— Job —
Reproduce every entry exactly, without alteration.

— Supplied records —
[Start]
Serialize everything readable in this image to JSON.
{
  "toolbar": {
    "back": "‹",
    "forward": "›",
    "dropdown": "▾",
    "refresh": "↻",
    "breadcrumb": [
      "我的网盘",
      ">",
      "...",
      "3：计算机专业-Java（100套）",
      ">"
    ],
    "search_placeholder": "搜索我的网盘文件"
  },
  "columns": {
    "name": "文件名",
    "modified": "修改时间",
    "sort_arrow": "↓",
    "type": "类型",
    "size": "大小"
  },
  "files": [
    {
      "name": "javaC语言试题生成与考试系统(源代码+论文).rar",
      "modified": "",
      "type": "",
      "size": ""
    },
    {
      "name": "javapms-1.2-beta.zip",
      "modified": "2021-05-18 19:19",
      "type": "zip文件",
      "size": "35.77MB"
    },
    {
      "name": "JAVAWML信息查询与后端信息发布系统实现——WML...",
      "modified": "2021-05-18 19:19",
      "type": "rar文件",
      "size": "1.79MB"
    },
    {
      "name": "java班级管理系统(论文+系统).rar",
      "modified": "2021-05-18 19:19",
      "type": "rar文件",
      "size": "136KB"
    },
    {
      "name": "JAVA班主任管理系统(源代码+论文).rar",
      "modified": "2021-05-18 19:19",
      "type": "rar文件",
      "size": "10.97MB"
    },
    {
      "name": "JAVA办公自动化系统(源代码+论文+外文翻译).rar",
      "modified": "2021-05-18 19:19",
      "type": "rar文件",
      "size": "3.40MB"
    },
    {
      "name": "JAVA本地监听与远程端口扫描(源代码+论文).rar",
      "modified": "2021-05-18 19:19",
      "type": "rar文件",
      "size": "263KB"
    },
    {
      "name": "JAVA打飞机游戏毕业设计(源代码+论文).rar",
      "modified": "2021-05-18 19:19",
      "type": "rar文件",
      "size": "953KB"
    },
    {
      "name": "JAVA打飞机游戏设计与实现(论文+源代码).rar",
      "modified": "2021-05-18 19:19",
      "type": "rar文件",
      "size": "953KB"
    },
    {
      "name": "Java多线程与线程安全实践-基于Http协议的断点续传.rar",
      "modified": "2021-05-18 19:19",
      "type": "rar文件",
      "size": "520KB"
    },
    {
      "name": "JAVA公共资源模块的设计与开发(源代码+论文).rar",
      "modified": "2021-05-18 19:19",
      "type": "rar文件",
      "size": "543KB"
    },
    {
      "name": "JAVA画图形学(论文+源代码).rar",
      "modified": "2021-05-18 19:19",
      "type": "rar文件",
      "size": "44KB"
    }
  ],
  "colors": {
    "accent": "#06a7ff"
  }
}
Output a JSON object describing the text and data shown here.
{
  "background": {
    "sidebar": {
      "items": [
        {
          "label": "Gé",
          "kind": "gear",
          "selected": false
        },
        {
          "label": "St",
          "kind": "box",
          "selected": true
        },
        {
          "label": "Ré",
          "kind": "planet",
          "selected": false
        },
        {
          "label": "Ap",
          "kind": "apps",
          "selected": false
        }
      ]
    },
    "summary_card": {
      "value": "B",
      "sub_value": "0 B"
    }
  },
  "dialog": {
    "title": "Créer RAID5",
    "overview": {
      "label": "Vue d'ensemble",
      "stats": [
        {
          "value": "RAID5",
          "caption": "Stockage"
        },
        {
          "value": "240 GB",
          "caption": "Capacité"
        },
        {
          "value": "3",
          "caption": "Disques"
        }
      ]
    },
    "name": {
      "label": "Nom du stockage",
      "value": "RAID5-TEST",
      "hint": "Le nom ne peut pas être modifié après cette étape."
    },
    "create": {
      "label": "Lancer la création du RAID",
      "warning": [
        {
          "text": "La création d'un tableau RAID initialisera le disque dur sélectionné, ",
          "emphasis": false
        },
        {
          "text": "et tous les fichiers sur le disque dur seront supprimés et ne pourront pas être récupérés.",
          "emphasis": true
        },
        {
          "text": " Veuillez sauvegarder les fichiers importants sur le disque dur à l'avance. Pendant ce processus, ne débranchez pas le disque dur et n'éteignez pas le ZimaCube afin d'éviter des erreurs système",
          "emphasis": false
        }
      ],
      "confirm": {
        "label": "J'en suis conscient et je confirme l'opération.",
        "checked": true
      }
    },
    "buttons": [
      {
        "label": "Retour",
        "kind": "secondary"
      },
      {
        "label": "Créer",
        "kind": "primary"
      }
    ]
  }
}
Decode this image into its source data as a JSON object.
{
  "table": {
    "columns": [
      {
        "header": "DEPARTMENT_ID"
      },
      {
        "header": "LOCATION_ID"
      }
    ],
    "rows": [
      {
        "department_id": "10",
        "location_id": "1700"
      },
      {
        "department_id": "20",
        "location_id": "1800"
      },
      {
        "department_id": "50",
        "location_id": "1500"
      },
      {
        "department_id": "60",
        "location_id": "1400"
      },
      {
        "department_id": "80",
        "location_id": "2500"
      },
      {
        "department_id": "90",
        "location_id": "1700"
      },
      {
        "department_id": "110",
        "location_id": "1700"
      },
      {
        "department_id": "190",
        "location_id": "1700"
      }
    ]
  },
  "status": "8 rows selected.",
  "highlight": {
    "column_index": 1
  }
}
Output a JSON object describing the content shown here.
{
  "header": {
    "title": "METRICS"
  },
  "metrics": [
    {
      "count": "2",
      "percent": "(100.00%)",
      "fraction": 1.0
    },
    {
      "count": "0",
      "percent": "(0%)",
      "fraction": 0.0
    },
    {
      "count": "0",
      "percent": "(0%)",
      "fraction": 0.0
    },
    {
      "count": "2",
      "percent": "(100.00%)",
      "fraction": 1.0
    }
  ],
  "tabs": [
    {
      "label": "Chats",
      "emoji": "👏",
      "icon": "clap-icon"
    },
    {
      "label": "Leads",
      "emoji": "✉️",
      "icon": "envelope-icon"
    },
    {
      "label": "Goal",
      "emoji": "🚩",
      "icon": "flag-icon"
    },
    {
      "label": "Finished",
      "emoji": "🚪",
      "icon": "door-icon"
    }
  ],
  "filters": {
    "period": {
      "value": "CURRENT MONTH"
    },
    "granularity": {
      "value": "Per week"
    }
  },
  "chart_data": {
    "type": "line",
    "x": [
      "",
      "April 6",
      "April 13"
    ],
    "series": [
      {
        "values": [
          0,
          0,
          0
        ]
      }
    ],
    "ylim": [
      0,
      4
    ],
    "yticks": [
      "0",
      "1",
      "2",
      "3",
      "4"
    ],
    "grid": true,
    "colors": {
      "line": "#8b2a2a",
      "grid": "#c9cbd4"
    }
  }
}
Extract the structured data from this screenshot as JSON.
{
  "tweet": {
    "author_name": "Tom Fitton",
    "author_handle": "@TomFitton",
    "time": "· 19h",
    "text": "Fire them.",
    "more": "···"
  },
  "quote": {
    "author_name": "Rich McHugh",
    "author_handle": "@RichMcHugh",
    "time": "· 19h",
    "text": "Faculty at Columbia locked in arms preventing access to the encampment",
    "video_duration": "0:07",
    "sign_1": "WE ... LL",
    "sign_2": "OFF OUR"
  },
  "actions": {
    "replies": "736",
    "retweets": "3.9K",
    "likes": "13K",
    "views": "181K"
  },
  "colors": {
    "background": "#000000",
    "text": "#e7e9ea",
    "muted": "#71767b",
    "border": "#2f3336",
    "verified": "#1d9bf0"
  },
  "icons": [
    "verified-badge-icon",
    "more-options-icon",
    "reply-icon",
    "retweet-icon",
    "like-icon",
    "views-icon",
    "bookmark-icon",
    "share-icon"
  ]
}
[End]
— Result of this exercise —
Serialize everything readable in this image to JSON.
{
  "toolbar": {
    "back": "‹",
    "forward": "›",
    "dropdown": "▾",
    "refresh": "↻",
    "breadcrumb": [
      "我的网盘",
      ">",
      "...",
      "3：计算机专业-Java（100套）",
      ">"
    ],
    "search_placeholder": "搜索我的网盘文件"
  },
  "columns": {
    "name": "文件名",
    "modified": "修改时间",
    "sort_arrow": "↓",
    "type": "类型",
    "size": "大小"
  },
  "files": [
    {
      "name": "javaC语言试题生成与考试系统(源代码+论文).rar",
      "modified": "",
      "type": "",
      "size": ""
    },
    {
      "name": "javapms-1.2-beta.zip",
      "modified": "2021-05-18 19:19",
      "type": "zip文件",
      "size": "35.77MB"
    },
    {
      "name": "JAVAWML信息查询与后端信息发布系统实现——WML...",
      "modified": "2021-05-18 19:19",
      "type": "rar文件",
      "size": "1.79MB"
    },
    {
      "name": "java班级管理系统(论文+系统).rar",
      "modified": "2021-05-18 19:19",
      "type": "rar文件",
      "size": "136KB"
    },
    {
      "name": "JAVA班主任管理系统(源代码+论文).rar",
      "modified": "2021-05-18 19:19",
      "type": "rar文件",
      "size": "10.97MB"
    },
    {
      "name": "JAVA办公自动化系统(源代码+论文+外文翻译).rar",
      "modified": "2021-05-18 19:19",
      "type": "rar文件",
      "size": "3.40MB"
    },
    {
      "name": "JAVA本地监听与远程端口扫描(源代码+论文).rar",
      "modified": "2021-05-18 19:19",
      "type": "rar文件",
      "size": "263KB"
    },
    {
      "name": "JAVA打飞机游戏毕业设计(源代码+论文).rar",
      "modified": "2021-05-18 19:19",
      "type": "rar文件",
      "size": "953KB"
    },
    {
      "name": "JAVA打飞机游戏设计与实现(论文+源代码).rar",
      "modified": "2021-05-18 19:19",
      "type": "rar文件",
      "size": "953KB"
    },
    {
      "name": "Java多线程与线程安全实践-基于Http协议的断点续传.rar",
      "modified": "2021-05-18 19:19",
      "type": "rar文件",
      "size": "520KB"
    },
    {
      "name": "JAVA公共资源模块的设计与开发(源代码+论文).rar",
      "modified": "2021-05-18 19:19",
      "type": "rar文件",
      "size": "543KB"
    },
    {
      "name": "JAVA画图形学(论文+源代码).rar",
      "modified": "2021-05-18 19:19",
      "type": "rar文件",
      "size": "44KB"
    }
  ],
  "colors": {
    "accent": "#06a7ff"
  }
}
Output a JSON object describing the text and data shown here.
{
  "background": {
    "sidebar": {
      "items": [
        {
          "label": "Gé",
          "kind": "gear",
          "selected": false
        },
        {
          "label": "St",
          "kind": "box",
          "selected": true
        },
        {
          "label": "Ré",
          "kind": "planet",
          "selected": false
        },
        {
          "label": "Ap",
          "kind": "apps",
          "selected": false
        }
      ]
    },
    "summary_card": {
      "value": "B",
      "sub_value": "0 B"
    }
  },
  "dialog": {
    "title": "Créer RAID5",
    "overview": {
      "label": "Vue d'ensemble",
      "stats": [
        {
          "value": "RAID5",
          "caption": "Stockage"
        },
        {
          "value": "240 GB",
          "caption": "Capacité"
        },
        {
          "value": "3",
          "caption": "Disques"
        }
      ]
    },
    "name": {
      "label": "Nom du stockage",
      "value": "RAID5-TEST",
      "hint": "Le nom ne peut pas être modifié après cette étape."
    },
    "create": {
      "label": "Lancer la création du RAID",
      "warning": [
        {
          "text": "La création d'un tableau RAID initialisera le disque dur sélectionné, ",
          "emphasis": false
        },
        {
          "text": "et tous les fichiers sur le disque dur seront supprimés et ne pourront pas être récupérés.",
          "emphasis": true
        },
        {
          "text": " Veuillez sauvegarder les fichiers importants sur le disque dur à l'avance. Pendant ce processus, ne débranchez pas le disque dur et n'éteignez pas le ZimaCube afin d'éviter des erreurs système",
          "emphasis": false
        }
      ],
      "confirm": {
        "label": "J'en suis conscient et je confirme l'opération.",
        "checked": true
      }
    },
    "buttons": [
      {
        "label": "Retour",
        "kind": "secondary"
      },
      {
        "label": "Créer",
        "kind": "primary"
      }
    ]
  }
}
Decode this image into its source data as a JSON object.
{
  "table": {
    "columns": [
      {
        "header": "DEPARTMENT_ID"
      },
      {
        "header": "LOCATION_ID"
      }
    ],
    "rows": [
      {
        "department_id": "10",
        "location_id": "1700"
      },
      {
        "department_id": "20",
        "location_id": "1800"
      },
      {
        "department_id": "50",
        "location_id": "1500"
      },
      {
        "department_id": "60",
        "location_id": "1400"
      },
      {
        "department_id": "80",
        "location_id": "2500"
      },
      {
        "department_id": "90",
        "location_id": "1700"
      },
      {
        "department_id": "110",
        "location_id": "1700"
      },
      {
        "department_id": "190",
        "location_id": "1700"
      }
    ]
  },
  "status": "8 rows selected.",
  "highlight": {
    "column_index": 1
  }
}
Output a JSON object describing the content shown here.
{
  "header": {
    "title": "METRICS"
  },
  "metrics": [
    {
      "count": "2",
      "percent": "(100.00%)",
      "fraction": 1.0
    },
    {
      "count": "0",
      "percent": "(0%)",
      "fraction": 0.0
    },
    {
      "count": "0",
      "percent": "(0%)",
      "fraction": 0.0
    },
    {
      "count": "2",
      "percent": "(100.00%)",
      "fraction": 1.0
    }
  ],
  "tabs": [
    {
      "label": "Chats",
      "emoji": "👏",
      "icon": "clap-icon"
    },
    {
      "label": "Leads",
      "emoji": "✉️",
      "icon": "envelope-icon"
    },
    {
      "label": "Goal",
      "emoji": "🚩",
      "icon": "flag-icon"
    },
    {
      "label": "Finished",
      "emoji": "🚪",
      "icon": "door-icon"
    }
  ],
  "filters": {
    "period": {
      "value": "CURRENT MONTH"
    },
    "granularity": {
      "value": "Per week"
    }
  },
  "chart_data": {
    "type": "line",
    "x": [
      "",
      "April 6",
      "April 13"
    ],
    "series": [
      {
        "values": [
          0,
          0,
          0
        ]
      }
    ],
    "ylim": [
      0,
      4
    ],
    "yticks": [
      "0",
      "1",
      "2",
      "3",
      "4"
    ],
    "grid": true,
    "colors": {
      "line": "#8b2a2a",
      "grid": "#c9cbd4"
    }
  }
}
Extract the structured data from this screenshot as JSON.
{
  "tweet": {
    "author_name": "Tom Fitton",
    "author_handle": "@TomFitton",
    "time": "· 19h",
    "text": "Fire them.",
    "more": "···"
  },
  "quote": {
    "author_name": "Rich McHugh",
    "author_handle": "@RichMcHugh",
    "time": "· 19h",
    "text": "Faculty at Columbia locked in arms preventing access to the encampment",
    "video_duration": "0:07",
    "sign_1": "WE ... LL",
    "sign_2": "OFF OUR"
  },
  "actions": {
    "replies": "736",
    "retweets": "3.9K",
    "likes": "13K",
    "views": "181K"
  },
  "colors": {
    "background": "#000000",
    "text": "#e7e9ea",
    "muted": "#71767b",
    "border": "#2f3336",
    "verified": "#1d9bf0"
  },
  "icons": [
    "verified-badge-icon",
    "more-options-icon",
    "reply-icon",
    "retweet-icon",
    "like-icon",
    "views-icon",
    "bookmark-icon",
    "share-icon"
  ]
}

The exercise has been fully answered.